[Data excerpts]
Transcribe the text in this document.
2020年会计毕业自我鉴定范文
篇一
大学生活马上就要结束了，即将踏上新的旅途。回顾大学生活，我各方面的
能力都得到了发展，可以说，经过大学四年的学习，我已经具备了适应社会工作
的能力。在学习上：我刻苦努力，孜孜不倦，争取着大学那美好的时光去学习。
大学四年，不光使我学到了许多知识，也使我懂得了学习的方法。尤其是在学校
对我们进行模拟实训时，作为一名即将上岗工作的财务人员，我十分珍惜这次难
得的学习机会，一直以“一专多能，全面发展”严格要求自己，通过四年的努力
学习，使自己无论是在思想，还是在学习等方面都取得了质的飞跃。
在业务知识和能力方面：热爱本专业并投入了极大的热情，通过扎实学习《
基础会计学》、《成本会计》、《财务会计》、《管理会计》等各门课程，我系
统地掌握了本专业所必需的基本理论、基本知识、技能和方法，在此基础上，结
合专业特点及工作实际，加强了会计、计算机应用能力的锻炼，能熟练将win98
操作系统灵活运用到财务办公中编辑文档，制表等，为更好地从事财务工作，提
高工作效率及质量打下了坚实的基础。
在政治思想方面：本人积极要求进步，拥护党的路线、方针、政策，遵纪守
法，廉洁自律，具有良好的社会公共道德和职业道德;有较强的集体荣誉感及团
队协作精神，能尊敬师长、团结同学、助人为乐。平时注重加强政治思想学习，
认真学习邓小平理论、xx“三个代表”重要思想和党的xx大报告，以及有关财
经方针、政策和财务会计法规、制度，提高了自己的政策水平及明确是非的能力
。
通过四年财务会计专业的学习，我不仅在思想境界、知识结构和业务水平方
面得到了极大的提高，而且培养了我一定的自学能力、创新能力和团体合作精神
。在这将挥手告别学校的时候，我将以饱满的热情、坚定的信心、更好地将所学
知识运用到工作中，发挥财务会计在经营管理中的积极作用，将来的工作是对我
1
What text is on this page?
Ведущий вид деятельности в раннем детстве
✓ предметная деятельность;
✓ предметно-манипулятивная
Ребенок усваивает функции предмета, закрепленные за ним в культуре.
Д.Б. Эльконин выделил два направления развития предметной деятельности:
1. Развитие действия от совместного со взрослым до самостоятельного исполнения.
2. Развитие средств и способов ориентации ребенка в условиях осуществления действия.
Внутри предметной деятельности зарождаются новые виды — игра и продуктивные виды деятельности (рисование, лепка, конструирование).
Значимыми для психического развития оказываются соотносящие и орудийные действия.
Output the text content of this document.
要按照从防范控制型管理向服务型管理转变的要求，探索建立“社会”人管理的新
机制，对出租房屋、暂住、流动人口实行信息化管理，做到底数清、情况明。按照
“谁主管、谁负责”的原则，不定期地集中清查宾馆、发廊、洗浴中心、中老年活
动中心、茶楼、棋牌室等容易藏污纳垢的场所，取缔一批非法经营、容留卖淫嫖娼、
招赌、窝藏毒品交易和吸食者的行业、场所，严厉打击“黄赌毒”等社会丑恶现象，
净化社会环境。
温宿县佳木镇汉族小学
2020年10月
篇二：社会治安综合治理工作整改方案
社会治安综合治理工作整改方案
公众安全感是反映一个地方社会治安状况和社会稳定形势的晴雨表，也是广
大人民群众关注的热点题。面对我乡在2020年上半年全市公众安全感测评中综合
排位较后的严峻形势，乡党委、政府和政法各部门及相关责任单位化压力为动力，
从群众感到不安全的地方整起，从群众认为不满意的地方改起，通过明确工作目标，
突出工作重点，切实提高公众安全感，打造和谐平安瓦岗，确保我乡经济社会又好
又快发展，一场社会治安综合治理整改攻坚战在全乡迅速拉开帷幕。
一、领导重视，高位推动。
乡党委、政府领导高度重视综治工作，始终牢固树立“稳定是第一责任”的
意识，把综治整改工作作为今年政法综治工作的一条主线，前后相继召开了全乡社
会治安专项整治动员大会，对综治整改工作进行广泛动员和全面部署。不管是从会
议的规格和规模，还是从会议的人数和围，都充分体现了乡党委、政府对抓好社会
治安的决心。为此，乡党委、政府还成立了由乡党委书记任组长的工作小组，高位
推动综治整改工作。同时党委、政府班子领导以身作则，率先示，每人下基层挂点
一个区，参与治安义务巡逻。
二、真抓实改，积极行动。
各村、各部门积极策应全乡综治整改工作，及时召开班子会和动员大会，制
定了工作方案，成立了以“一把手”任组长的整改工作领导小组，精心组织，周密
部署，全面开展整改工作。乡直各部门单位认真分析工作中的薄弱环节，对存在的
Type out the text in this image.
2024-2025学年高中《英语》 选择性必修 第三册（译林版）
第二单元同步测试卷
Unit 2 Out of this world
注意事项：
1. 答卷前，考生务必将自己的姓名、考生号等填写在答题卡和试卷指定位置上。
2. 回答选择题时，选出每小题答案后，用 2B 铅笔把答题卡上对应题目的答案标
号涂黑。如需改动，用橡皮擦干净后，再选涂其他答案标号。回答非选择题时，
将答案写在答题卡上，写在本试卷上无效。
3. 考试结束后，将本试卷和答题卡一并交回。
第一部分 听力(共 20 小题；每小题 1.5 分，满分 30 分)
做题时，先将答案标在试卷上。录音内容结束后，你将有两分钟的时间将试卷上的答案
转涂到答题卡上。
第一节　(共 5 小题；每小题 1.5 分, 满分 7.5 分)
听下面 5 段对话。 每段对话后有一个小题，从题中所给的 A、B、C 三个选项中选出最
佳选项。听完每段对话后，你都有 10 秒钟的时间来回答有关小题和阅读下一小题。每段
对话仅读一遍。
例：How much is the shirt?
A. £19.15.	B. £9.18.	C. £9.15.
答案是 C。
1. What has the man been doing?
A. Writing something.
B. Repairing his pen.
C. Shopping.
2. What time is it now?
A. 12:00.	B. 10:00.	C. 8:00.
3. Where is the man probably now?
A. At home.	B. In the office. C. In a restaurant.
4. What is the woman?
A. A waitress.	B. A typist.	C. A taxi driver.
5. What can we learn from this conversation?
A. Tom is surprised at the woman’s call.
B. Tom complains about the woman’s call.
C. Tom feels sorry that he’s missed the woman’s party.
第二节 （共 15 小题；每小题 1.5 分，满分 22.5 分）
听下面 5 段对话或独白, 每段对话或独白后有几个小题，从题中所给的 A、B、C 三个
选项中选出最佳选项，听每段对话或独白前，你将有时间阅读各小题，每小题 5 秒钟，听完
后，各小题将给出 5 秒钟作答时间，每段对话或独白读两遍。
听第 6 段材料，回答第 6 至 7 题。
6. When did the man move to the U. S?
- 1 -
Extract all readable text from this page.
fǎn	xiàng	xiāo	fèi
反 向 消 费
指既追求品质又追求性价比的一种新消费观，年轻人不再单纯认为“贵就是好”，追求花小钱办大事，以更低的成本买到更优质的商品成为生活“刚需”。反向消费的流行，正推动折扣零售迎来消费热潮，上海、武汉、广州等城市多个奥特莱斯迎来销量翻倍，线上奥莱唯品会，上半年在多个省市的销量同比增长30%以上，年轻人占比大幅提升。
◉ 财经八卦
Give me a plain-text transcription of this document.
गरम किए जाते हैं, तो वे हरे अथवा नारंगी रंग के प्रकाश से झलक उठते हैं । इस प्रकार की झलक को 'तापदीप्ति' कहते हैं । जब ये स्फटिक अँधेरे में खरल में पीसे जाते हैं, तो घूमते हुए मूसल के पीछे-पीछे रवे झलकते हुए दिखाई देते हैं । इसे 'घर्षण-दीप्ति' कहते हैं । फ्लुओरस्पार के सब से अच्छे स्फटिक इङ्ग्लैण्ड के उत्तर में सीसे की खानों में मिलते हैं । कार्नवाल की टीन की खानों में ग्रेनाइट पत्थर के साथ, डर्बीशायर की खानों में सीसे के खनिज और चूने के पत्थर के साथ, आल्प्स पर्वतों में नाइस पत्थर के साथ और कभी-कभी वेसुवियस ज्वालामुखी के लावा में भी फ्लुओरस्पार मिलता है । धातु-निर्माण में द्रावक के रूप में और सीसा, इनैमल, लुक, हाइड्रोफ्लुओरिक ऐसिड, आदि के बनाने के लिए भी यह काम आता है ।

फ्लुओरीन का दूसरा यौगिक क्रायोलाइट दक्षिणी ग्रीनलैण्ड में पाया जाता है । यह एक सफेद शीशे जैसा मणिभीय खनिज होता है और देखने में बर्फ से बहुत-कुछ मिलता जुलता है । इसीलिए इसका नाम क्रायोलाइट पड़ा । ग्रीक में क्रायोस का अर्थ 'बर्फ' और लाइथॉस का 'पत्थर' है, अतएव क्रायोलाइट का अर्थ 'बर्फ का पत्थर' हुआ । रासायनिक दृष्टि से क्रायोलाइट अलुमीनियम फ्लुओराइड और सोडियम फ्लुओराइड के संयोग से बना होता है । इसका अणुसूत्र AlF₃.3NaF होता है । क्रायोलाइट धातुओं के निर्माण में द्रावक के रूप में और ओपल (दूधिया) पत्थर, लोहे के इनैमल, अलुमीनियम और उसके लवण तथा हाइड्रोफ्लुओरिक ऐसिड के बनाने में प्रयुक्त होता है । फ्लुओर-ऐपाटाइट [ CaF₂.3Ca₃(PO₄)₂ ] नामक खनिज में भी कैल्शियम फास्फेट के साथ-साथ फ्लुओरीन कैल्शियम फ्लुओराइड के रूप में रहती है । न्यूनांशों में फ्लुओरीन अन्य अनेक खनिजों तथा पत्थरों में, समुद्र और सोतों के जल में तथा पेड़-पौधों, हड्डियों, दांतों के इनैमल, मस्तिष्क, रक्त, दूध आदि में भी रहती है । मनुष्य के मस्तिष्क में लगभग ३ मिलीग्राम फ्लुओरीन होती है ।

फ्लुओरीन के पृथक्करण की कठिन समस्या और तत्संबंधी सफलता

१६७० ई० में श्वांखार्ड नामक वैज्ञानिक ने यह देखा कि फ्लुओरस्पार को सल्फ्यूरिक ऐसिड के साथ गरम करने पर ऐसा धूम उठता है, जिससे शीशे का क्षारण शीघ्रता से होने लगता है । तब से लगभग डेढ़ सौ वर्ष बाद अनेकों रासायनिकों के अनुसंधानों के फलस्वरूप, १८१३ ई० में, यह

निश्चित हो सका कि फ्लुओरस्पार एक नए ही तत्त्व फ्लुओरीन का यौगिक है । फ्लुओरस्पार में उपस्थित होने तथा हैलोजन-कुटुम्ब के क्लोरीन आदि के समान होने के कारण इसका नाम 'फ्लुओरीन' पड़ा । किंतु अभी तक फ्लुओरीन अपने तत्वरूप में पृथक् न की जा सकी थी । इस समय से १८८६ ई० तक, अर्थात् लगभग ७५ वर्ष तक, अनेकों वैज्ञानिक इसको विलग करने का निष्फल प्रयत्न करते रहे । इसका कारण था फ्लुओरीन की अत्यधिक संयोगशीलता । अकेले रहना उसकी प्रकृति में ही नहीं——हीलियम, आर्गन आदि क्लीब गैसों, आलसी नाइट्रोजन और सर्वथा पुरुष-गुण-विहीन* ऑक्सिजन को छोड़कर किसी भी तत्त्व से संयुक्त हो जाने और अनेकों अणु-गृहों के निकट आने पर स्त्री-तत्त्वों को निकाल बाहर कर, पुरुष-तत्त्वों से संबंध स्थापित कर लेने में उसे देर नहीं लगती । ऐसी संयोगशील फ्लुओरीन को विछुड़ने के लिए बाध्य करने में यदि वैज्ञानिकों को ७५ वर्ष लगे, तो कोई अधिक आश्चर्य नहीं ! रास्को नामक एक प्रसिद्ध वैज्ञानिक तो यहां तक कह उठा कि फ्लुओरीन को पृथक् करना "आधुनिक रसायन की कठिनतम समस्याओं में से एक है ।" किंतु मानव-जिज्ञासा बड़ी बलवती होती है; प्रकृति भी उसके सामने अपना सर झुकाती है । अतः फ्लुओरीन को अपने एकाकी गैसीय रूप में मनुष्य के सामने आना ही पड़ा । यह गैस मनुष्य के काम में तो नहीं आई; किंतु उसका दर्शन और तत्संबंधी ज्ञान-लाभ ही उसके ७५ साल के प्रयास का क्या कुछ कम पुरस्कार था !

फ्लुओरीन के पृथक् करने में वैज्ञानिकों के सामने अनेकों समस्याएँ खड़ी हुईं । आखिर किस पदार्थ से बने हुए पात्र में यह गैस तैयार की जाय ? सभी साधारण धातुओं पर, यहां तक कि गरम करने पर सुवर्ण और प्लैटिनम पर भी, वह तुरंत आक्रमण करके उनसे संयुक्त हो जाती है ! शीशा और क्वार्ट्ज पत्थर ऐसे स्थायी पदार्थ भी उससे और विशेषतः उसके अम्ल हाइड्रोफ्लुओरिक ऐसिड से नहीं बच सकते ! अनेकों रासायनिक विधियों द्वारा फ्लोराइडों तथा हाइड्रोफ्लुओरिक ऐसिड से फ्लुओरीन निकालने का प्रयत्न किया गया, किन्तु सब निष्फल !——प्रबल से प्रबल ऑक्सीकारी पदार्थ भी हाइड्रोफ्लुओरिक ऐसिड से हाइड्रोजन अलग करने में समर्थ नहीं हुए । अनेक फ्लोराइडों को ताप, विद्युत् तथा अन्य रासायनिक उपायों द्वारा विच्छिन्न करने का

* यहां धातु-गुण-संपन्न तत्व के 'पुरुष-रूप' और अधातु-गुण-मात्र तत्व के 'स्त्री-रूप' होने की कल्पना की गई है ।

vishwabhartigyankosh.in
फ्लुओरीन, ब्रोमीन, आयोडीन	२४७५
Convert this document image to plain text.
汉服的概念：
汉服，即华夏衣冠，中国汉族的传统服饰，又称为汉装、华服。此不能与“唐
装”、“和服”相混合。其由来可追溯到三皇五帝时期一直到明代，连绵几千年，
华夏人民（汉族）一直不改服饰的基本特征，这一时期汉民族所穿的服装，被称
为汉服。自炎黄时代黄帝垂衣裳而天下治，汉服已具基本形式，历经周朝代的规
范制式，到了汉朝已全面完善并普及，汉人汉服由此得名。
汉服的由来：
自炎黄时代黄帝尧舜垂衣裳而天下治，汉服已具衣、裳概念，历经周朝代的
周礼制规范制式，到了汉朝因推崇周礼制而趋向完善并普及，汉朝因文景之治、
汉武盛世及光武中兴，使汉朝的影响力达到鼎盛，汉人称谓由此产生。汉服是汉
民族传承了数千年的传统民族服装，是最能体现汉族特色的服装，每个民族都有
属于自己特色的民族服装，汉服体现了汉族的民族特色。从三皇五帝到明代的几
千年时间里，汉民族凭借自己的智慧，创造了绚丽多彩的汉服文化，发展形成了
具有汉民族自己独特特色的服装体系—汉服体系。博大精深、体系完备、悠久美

■ Direction
In the listing above, find the line containing "Convert this document image to plain text." and please quote exactly that line through the last one, and no other lines.

■ Correct result
Convert this document image to plain text.
汉服的概念：
汉服，即华夏衣冠，中国汉族的传统服饰，又称为汉装、华服。此不能与“唐
装”、“和服”相混合。其由来可追溯到三皇五帝时期一直到明代，连绵几千年，
华夏人民（汉族）一直不改服饰的基本特征，这一时期汉民族所穿的服装，被称
为汉服。自炎黄时代黄帝垂衣裳而天下治，汉服已具基本形式，历经周朝代的规
范制式，到了汉朝已全面完善并普及，汉人汉服由此得名。
汉服的由来：
自炎黄时代黄帝尧舜垂衣裳而天下治，汉服已具衣、裳概念，历经周朝代的
周礼制规范制式，到了汉朝因推崇周礼制而趋向完善并普及，汉朝因文景之治、
汉武盛世及光武中兴，使汉朝的影响力达到鼎盛，汉人称谓由此产生。汉服是汉
民族传承了数千年的传统民族服装，是最能体现汉族特色的服装，每个民族都有
属于自己特色的民族服装，汉服体现了汉族的民族特色。从三皇五帝到明代的几
千年时间里，汉民族凭借自己的智慧，创造了绚丽多彩的汉服文化，发展形成了
具有汉民族自己独特特色的服装体系—汉服体系。博大精深、体系完备、悠久美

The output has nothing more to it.